DIRECTIONS.
Return only the number of lines holding the word "MACD".

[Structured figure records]
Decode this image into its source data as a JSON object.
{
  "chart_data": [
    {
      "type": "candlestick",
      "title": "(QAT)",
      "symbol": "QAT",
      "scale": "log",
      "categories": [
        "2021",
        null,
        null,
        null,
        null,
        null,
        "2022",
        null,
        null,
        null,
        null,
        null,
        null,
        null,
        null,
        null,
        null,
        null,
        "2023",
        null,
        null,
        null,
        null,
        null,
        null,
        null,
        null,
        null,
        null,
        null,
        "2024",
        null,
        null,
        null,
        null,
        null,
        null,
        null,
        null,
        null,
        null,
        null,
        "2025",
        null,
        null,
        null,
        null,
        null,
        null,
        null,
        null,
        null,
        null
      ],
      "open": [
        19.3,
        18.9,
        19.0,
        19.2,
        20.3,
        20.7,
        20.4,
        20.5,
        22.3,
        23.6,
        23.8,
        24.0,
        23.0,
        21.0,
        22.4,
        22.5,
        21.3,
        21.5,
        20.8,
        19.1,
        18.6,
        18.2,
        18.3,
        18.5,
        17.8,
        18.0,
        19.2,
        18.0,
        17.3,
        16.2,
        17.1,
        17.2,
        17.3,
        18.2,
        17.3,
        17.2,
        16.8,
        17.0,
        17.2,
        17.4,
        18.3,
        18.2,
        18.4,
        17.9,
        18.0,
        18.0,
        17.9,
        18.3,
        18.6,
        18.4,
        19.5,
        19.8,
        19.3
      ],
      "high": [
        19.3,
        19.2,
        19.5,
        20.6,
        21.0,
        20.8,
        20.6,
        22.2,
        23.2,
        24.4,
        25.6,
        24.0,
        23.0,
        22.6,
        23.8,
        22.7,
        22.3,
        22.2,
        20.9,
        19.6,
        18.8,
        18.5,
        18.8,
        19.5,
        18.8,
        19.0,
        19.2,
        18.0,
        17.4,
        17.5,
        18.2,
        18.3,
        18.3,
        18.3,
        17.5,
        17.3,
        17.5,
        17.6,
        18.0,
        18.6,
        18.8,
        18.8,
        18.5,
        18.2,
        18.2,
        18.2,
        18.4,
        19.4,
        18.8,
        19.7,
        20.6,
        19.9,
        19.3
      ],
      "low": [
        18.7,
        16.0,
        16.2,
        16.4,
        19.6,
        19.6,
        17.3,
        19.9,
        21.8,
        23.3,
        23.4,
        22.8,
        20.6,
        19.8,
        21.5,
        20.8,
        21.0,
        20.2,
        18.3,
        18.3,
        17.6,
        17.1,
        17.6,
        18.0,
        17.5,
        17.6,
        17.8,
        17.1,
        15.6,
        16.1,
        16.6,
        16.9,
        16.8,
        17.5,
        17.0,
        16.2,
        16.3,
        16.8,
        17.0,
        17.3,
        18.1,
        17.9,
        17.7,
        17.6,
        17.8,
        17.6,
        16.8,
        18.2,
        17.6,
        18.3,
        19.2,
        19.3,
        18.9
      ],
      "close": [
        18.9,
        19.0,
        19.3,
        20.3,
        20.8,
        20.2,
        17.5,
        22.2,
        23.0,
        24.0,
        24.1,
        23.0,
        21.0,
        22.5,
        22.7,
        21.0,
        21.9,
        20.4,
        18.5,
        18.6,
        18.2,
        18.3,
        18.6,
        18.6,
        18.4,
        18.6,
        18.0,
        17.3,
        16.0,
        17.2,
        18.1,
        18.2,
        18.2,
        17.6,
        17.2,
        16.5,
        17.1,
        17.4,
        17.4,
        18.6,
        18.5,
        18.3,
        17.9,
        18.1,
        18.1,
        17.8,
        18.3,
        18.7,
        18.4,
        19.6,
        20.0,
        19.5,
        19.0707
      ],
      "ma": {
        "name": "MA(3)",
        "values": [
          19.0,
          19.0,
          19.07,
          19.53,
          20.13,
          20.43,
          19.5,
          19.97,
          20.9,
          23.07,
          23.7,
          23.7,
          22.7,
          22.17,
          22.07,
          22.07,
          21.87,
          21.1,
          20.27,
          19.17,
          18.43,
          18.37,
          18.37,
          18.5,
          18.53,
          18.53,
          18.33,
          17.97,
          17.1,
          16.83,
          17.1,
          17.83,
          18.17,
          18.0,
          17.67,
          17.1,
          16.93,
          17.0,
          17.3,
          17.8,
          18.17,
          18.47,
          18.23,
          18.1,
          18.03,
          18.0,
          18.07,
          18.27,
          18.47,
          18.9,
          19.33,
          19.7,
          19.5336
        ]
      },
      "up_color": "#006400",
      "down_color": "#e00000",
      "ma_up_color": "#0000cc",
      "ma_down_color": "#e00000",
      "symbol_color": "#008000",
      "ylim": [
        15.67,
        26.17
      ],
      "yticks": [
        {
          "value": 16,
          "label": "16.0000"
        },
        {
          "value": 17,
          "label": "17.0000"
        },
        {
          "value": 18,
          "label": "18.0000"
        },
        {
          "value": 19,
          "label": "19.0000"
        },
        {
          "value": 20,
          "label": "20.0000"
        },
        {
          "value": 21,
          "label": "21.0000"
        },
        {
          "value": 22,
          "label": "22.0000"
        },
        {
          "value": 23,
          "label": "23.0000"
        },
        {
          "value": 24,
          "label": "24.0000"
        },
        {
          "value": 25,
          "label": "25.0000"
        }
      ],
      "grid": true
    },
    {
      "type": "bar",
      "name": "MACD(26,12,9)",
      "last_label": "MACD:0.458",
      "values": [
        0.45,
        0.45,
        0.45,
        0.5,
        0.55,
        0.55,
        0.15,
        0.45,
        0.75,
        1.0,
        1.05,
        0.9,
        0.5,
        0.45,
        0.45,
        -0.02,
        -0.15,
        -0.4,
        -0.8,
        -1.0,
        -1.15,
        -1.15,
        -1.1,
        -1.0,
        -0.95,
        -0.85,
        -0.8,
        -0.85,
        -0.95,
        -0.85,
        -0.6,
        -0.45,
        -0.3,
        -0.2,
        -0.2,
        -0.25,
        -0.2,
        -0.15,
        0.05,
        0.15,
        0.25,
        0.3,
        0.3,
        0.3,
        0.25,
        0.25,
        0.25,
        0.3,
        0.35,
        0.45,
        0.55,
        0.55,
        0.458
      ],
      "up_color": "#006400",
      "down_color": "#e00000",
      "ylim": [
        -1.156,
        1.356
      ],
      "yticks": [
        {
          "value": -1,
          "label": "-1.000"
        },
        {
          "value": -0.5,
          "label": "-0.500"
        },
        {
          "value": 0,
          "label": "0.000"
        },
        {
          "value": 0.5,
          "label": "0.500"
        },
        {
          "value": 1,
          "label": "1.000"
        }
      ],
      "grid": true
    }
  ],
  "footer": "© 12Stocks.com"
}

EXERCISE SOLUTION.
2